+++ Gegeven fragment

15. Nu belanghebbende zich akkoord heeft verklaard met de correctie ter zake van het inkomen E, behoeft de stelling van de Inspecteur inzake de interne compensatie geen behandeling meer.
16. Gelet op het vorenstaande is het gelijk aan de zijde van belanghebbende. Voor dit geval zijn partijen het er over eens, dat het belastbare inkomen 2000 dient te worden vastgesteld op ƒ 23.414,=, zodat dient te worden beslist zoals hiervoor vermeld.
17. Van de zitting is op verzoek van de Inspecteur een proces-verbaal opgemaakt, waarvan een afschrift aan deze uitspraak is gehecht.
Griffierecht
Gelet op artikel 8:74, eerste lid, van de Awb, dient aan belanghebbende het door hem betaalde griffierecht te worden vergoed.
Proceskosten
Nu het beroep gegrond is, acht het Hof termen aanwezig de Inspecteur te veroordelen in de kosten, die belanghebbende in verband met de behandeling van het beroep bij het Hof redelijkerwijs heeft moeten maken.
Belanghebbende heeft deze kosten ter zitting beperkt tot zijn verletkosten van 4 uur voor het bijwonen van de zitting. Het Hof stelt deze kosten, mede gelet op het bepaalde in het Besluit proceskosten bestuursrecht, op € 212,36,=.
Waarvan is opgemaakt dit proces-verbaal.
Aldus gedaan door J. Swinkels, lid van voormelde Kamer, en voor wat betreft de beslissing in tegenwoordigheid van A.W.J. Strik, griffier, in het openbaar uitgesproken op 13 juli 2005.

++++++
+++ Aangeleverde gegevens

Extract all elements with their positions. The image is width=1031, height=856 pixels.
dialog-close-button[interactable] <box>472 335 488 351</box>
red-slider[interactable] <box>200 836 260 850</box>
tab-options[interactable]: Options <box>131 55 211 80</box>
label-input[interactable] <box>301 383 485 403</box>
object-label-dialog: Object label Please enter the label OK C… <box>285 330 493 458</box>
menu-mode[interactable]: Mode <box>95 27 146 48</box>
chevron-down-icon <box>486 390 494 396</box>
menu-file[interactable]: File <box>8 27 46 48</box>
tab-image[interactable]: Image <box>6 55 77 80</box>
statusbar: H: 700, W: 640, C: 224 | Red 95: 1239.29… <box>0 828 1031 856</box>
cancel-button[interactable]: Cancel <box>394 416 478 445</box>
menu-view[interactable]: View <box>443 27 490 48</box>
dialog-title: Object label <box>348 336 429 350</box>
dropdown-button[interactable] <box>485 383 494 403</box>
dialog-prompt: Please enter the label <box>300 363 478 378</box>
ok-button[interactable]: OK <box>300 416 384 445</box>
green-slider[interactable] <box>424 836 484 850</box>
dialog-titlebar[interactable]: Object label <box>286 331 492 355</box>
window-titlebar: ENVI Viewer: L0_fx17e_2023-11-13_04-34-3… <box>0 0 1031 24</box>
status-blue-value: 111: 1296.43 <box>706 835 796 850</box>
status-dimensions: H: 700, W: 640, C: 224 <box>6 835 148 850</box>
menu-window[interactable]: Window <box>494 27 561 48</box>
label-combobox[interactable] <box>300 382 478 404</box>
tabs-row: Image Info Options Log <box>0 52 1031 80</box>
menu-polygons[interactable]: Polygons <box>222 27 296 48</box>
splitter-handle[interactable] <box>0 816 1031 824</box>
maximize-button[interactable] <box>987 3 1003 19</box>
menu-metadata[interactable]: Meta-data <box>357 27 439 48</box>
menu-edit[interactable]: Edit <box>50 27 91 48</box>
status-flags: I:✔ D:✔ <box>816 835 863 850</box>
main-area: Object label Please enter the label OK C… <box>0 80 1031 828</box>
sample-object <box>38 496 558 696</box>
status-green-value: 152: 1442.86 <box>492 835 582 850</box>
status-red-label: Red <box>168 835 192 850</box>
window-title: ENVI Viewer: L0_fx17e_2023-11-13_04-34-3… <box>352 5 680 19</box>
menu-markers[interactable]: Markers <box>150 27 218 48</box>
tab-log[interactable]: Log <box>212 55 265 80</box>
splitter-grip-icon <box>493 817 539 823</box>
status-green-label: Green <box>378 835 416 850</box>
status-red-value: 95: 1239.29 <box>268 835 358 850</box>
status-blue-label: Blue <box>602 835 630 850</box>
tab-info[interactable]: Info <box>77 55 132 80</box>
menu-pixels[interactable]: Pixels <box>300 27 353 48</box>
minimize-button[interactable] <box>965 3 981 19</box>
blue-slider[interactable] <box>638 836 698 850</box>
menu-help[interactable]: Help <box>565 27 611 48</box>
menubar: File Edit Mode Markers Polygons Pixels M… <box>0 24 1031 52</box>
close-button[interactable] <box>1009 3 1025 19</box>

++++++

* Uit te voeren
- A) Neem uit de uitspraak van het Hof het stuk van "16. Gelet op" tot en met "zoals hiervoor vermeld." opnieuw over en verwissel daarin "partijen" voor "de procespartijen".
- B) Ga verder met de uitspraak van het Hof na de laatste zin die er staat.

* Antwoorden oefeningen
- A)
16. Gelet op het vorenstaande is het gelijk aan de zijde van belanghebbende. Voor dit geval zijn de procespartijen het er over eens, dat het belastbare inkomen 2000 dient te worden vastgesteld op ƒ 23.414,=, zodat dient te worden beslist zoals hiervoor vermeld.

- B)
Aangetekend in afschrift aan partijen verzonden
op: 20 juli 2005
Het aanwenden van een rechtsmiddel:
Tegen deze uitspraak kan binnen zes weken na de verzenddatum beroep in cassatie worden ingesteld bij de Hoge Raad der Nederlanden (belastingkamer), Postbus 20303, 2500 EH Den Haag. Daarbij moet het volgende in acht worden genomen:
1. bij het beroepschrift wordt een afschrift van deze uitspraak overgelegd.
2. het beroepschrift moet ondertekend zijn en ten minste het volgende vermelden:
a. de naam en het adres van de indiener;
b. een dagtekening;
c. een omschrijving van de uitspraak waartegen het beroep in
cassatie is gericht.
d. de gronden van het beroep in cassatie
Tenzij de Hoge Raad anders bepaalt, zal het Gerechtshof deze mondelinge uitspraak vervangen door een schriftelijke. In dat geval krijgt de indiener de gelegenheid de gronden van het beroep in cassatie alsnog aan te voeren of aan te vullen.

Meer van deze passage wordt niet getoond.